▶ [Work instructions] Among the entries that follow, locate the line with "Give me the" and the line with "Parse this screenshot: output". Output those lines and all lines in between, exactly, minus the pictures.

[Figure collection entries]
- - - - - - -
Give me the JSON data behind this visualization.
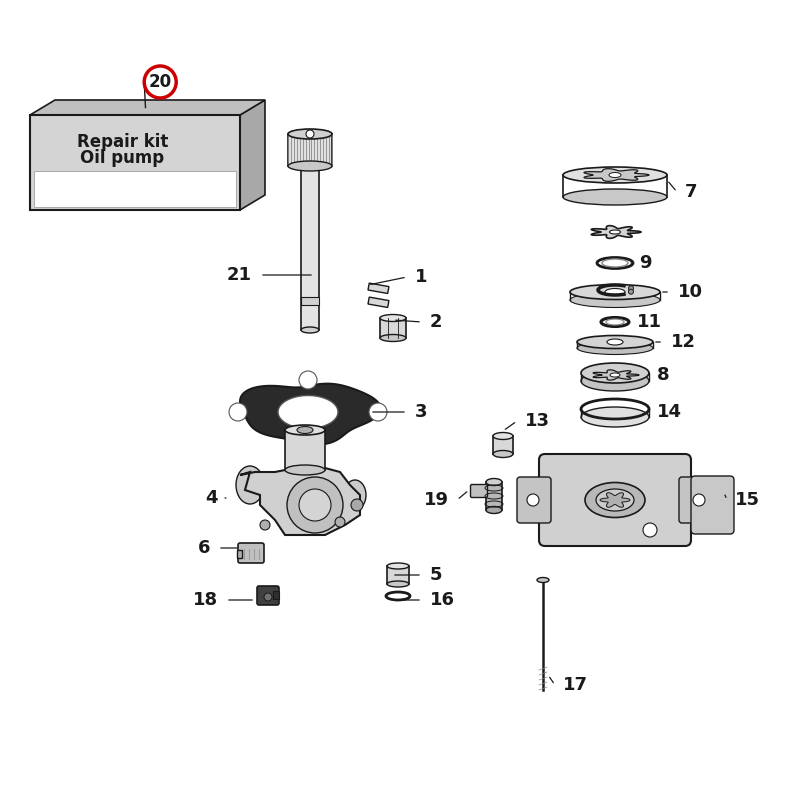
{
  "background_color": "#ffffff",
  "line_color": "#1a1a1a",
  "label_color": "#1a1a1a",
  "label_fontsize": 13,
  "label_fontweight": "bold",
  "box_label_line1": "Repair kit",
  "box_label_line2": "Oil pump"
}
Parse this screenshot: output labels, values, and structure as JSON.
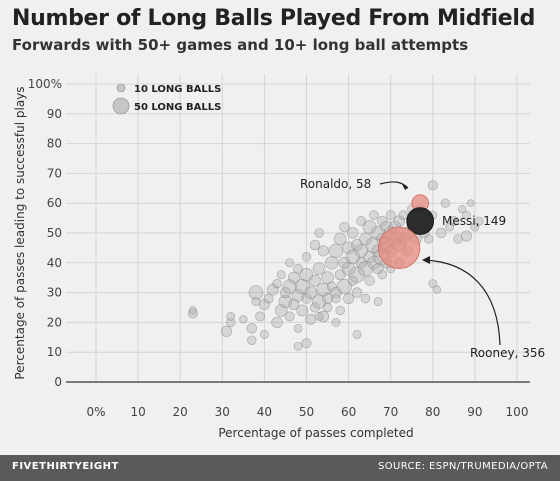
- - - - - - -
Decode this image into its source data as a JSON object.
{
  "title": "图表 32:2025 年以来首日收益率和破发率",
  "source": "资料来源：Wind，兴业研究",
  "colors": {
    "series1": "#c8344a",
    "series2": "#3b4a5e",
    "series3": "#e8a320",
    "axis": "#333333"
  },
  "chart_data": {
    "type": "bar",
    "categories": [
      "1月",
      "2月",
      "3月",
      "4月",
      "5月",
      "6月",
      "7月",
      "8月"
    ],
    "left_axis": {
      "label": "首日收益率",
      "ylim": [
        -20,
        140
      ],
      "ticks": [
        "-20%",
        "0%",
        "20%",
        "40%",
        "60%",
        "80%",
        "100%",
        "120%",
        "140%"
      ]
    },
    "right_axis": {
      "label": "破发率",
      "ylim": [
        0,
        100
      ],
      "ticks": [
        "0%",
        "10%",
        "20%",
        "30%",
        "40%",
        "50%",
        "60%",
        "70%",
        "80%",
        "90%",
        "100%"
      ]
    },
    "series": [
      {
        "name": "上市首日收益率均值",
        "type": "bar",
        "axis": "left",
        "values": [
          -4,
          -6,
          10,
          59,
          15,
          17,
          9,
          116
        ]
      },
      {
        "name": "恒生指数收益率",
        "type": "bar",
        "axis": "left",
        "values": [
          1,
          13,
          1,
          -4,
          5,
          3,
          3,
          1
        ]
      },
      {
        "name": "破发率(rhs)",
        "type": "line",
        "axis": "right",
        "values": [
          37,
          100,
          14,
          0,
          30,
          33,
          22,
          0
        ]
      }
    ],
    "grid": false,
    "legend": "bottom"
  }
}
- - - - - - -
▶ [Final result]
Give me the JSON data behind this visualization.
{
  "background_color": "#ffffff",
  "line_color": "#1a1a1a",
  "label_color": "#1a1a1a",
  "label_fontsize": 13,
  "label_fontweight": "bold",
  "box_label_line1": "Repair kit",
  "box_label_line2": "Oil pump"
}
Parse this screenshot: output labels, values, and structure as JSON.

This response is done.